_AIM OF THE TASK_: Find the lines below that contain the string "site". Copy each one.

---------------

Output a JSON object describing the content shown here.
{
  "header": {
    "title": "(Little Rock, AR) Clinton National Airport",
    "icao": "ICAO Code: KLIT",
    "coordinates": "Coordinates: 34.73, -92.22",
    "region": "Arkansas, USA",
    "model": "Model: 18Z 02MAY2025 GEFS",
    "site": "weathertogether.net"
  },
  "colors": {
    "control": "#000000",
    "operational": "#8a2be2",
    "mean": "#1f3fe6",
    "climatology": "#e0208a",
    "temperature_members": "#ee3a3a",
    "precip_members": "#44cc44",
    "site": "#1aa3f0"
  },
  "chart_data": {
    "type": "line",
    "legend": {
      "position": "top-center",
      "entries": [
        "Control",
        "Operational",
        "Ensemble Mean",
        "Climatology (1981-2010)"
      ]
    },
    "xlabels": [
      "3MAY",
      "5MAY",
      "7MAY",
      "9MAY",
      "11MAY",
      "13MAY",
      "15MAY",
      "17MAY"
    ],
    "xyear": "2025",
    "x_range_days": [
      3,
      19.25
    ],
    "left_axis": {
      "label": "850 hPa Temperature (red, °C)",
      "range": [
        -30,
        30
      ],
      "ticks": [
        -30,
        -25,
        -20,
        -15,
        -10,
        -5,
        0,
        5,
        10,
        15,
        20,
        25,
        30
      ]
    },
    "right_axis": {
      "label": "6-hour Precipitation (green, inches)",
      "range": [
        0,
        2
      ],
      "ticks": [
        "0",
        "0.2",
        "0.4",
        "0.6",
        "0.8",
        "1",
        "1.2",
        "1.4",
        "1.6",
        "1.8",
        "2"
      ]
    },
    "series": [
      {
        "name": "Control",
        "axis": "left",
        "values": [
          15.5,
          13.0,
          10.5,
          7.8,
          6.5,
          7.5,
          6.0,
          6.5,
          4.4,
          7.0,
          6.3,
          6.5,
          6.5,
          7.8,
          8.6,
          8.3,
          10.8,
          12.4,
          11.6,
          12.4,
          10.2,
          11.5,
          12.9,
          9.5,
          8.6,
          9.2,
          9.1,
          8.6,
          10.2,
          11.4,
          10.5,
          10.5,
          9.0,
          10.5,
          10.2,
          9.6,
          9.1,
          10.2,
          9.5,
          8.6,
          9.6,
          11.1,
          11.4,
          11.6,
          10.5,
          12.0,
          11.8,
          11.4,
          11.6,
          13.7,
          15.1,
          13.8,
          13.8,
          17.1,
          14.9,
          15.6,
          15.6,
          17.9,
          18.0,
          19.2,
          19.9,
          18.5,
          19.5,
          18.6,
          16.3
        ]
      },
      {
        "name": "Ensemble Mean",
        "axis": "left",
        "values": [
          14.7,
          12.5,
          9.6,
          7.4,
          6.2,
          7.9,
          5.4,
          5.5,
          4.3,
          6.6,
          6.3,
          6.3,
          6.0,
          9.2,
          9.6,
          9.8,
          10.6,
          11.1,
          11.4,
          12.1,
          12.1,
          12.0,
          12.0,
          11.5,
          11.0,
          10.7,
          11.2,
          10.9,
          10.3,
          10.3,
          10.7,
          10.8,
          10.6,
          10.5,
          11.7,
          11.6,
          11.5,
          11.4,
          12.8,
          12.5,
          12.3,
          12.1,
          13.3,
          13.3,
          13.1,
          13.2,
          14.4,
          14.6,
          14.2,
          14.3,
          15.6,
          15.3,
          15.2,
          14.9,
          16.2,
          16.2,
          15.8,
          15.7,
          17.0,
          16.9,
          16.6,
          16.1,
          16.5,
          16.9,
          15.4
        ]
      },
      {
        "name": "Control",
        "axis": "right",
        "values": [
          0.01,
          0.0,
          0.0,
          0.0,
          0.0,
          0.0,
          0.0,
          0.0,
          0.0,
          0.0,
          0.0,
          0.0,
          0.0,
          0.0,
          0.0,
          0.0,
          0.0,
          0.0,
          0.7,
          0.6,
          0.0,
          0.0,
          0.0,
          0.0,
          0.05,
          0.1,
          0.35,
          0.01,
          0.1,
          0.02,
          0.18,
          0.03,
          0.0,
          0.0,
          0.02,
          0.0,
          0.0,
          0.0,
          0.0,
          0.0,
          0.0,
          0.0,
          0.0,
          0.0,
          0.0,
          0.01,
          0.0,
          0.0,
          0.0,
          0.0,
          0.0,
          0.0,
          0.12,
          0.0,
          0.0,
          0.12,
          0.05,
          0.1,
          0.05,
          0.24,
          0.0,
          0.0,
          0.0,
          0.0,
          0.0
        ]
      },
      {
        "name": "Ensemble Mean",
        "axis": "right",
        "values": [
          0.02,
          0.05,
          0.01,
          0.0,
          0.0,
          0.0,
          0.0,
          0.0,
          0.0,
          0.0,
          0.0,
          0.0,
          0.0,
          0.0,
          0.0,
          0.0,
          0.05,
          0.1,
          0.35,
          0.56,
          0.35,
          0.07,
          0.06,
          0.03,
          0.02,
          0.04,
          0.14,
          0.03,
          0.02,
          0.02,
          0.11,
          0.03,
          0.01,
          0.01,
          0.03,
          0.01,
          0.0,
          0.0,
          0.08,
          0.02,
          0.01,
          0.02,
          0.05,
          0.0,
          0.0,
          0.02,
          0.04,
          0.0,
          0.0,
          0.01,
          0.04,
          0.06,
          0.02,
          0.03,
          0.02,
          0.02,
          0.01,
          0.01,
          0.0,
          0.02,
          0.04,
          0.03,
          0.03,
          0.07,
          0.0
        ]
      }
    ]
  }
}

---------------

_PROBLEM SOLUTION_:
    "site": "weathertogether.net"
    "site": "#1aa3f0"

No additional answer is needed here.